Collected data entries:
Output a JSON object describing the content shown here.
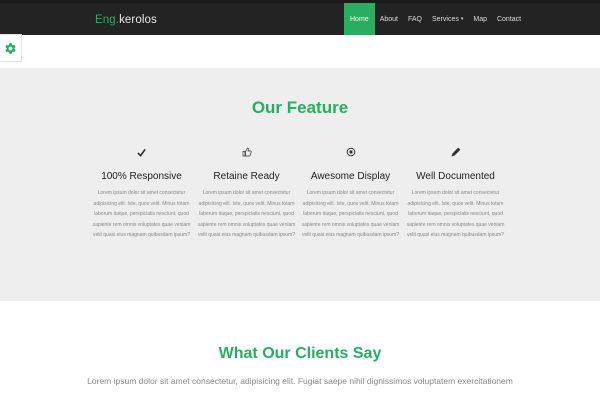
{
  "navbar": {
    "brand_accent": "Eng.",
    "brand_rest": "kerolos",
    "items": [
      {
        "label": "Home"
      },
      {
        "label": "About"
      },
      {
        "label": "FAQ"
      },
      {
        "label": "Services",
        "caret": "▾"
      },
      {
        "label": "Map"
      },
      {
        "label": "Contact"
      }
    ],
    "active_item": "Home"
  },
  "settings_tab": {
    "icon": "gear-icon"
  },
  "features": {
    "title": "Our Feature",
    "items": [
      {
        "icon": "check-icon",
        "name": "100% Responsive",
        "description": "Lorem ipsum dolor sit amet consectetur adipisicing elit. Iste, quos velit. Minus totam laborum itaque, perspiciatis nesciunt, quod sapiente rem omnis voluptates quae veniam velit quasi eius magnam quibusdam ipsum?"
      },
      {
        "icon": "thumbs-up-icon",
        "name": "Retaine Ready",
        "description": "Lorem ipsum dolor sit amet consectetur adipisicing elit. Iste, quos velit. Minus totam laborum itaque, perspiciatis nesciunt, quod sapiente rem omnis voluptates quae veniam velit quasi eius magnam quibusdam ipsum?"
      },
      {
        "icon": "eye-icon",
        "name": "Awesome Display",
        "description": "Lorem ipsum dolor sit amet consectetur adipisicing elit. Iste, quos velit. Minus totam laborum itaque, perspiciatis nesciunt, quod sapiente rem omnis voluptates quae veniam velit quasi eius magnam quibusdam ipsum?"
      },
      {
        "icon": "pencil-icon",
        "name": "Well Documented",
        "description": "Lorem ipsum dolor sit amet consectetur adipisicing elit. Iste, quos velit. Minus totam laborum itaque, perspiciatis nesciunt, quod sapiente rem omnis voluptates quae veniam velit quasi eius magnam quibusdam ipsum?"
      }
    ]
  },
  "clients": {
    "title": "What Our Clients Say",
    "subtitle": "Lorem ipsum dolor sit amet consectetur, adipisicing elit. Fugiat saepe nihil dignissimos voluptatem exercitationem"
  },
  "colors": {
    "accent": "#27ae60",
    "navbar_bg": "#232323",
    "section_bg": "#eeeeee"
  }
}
---
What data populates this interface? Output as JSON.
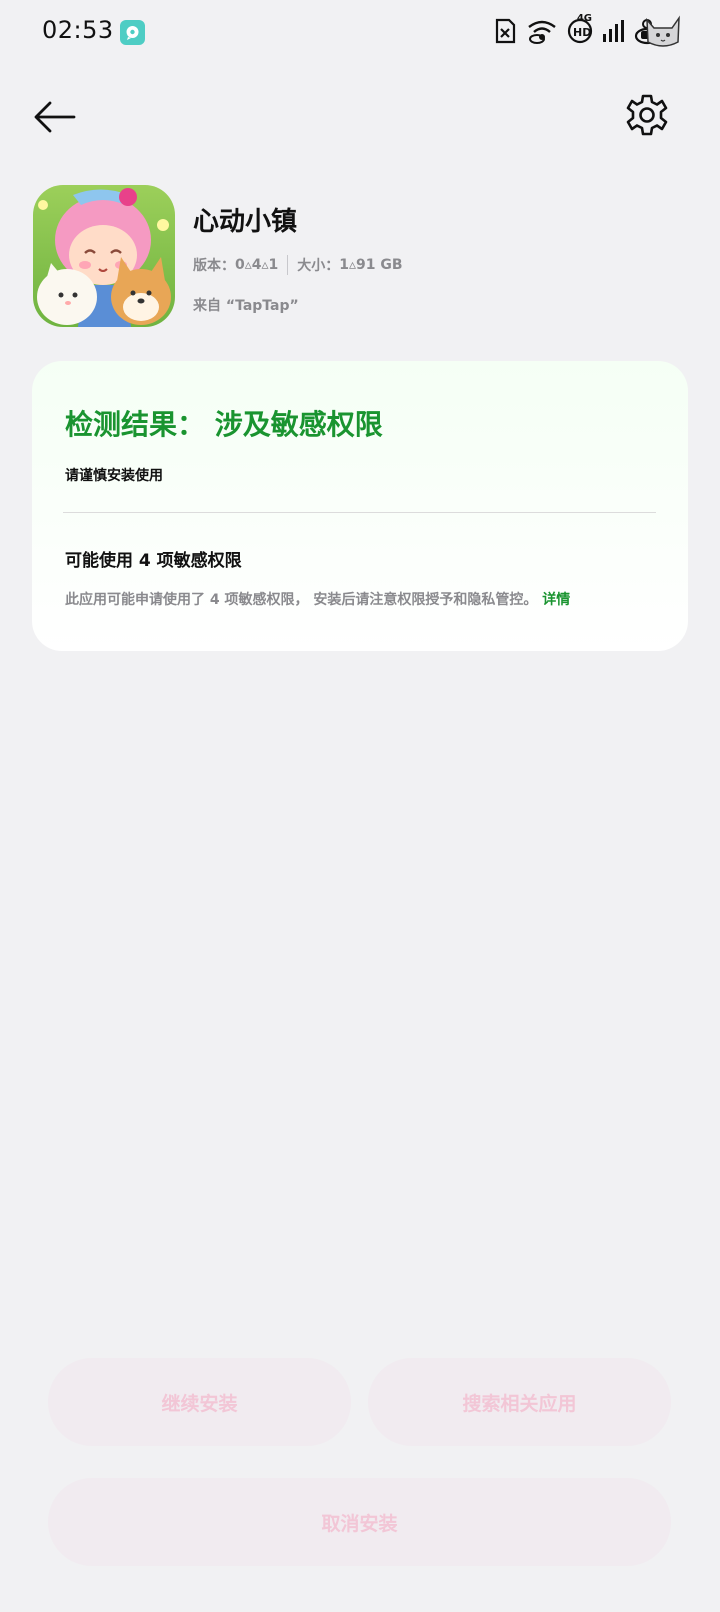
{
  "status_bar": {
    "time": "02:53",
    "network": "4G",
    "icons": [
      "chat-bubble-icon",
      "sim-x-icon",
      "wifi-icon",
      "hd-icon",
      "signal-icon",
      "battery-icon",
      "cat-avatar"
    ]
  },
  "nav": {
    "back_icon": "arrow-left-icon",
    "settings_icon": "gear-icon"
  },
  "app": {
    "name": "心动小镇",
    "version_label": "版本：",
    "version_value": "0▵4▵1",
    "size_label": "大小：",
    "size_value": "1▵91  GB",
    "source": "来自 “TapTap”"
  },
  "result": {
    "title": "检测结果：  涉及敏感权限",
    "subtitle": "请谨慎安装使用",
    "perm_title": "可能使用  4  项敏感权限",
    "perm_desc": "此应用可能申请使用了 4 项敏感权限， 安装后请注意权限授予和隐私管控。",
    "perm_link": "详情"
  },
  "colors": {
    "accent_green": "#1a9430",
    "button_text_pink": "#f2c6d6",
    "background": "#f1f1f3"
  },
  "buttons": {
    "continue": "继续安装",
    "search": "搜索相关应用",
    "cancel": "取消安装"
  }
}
* * *
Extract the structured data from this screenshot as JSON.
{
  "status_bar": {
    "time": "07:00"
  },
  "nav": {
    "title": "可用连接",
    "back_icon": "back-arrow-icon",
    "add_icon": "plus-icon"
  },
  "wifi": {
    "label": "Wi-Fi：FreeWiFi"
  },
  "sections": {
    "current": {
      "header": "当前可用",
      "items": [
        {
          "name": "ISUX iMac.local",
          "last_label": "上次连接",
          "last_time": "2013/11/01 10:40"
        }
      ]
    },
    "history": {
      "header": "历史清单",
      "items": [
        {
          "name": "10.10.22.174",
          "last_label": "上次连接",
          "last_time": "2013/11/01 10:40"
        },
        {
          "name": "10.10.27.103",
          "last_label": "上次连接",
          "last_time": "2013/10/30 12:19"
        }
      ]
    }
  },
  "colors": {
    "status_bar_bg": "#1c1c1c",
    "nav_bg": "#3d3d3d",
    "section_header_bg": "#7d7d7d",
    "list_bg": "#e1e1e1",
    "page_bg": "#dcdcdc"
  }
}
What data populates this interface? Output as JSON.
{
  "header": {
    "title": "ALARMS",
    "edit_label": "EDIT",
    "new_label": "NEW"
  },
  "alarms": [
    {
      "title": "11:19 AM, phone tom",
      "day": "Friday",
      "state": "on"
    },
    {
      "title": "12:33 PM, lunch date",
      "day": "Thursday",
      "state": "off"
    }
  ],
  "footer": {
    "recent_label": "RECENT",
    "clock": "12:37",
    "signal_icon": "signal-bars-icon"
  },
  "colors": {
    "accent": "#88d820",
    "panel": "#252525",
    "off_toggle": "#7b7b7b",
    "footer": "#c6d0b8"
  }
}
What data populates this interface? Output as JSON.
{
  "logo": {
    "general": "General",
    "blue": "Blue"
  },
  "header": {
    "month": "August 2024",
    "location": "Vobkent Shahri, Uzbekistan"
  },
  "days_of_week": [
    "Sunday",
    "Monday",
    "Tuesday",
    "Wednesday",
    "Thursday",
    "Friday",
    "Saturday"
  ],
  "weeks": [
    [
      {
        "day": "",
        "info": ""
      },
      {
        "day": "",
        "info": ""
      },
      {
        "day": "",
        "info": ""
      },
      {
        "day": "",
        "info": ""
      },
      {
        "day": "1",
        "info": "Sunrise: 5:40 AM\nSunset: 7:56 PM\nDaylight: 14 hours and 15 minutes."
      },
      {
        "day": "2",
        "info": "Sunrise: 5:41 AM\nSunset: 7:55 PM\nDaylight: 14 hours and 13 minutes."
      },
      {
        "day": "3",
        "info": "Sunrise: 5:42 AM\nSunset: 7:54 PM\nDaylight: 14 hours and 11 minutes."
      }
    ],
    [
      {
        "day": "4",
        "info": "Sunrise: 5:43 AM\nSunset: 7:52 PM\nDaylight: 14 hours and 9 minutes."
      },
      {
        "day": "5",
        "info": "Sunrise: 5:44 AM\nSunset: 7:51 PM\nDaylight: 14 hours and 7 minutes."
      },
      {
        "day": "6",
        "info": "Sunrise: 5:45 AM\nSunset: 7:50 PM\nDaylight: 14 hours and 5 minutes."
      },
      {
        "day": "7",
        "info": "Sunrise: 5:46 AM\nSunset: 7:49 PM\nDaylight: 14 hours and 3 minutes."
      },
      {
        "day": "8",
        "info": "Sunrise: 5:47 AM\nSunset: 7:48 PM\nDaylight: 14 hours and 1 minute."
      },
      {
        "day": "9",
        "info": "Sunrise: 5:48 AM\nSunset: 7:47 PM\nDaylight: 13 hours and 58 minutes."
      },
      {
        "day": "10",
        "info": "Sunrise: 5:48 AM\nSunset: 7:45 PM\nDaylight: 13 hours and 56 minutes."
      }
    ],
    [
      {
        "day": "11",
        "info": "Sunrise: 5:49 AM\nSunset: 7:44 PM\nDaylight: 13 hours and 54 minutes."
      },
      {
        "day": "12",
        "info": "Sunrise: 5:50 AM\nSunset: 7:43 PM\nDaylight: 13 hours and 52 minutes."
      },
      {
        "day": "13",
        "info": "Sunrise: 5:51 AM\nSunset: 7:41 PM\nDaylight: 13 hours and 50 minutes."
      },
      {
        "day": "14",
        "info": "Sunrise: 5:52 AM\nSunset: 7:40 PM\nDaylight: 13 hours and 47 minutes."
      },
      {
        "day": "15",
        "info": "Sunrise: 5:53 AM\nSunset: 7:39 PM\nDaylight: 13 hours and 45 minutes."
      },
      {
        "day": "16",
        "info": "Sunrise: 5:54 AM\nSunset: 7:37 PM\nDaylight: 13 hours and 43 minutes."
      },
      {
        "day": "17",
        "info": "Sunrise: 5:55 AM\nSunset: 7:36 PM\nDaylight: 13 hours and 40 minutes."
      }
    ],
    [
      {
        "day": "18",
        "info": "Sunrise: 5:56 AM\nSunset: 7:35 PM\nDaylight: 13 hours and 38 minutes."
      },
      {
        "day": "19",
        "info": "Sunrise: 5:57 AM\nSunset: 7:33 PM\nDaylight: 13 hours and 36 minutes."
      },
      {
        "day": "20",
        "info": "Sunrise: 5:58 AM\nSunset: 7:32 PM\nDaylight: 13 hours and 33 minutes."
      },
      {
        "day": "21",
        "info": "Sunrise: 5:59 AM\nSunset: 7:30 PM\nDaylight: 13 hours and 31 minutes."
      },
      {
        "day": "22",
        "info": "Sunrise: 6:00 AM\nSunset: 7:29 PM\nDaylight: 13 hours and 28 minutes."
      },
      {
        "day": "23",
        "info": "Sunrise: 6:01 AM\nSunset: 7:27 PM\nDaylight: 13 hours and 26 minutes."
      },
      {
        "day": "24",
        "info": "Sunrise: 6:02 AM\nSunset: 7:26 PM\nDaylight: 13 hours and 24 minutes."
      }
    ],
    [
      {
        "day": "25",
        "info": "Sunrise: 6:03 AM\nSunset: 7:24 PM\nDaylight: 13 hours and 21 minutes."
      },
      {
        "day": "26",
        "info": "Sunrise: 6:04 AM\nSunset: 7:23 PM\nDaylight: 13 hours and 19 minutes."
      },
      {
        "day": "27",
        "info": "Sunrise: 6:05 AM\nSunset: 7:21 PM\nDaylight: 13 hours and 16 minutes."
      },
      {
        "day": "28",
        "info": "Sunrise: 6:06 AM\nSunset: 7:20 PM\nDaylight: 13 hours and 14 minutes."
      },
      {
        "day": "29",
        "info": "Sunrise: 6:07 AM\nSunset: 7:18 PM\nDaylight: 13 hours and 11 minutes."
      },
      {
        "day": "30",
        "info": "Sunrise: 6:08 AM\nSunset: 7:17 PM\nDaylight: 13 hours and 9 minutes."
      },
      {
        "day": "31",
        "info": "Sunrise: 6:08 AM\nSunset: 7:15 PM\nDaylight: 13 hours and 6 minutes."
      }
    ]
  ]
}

- _GIVEN PROBLEM_
Track down every line with the word "signal" and copy it.

- _CORRECT OUTPUT_
      "signal-icon",
    "signal_icon": "signal-bars-icon"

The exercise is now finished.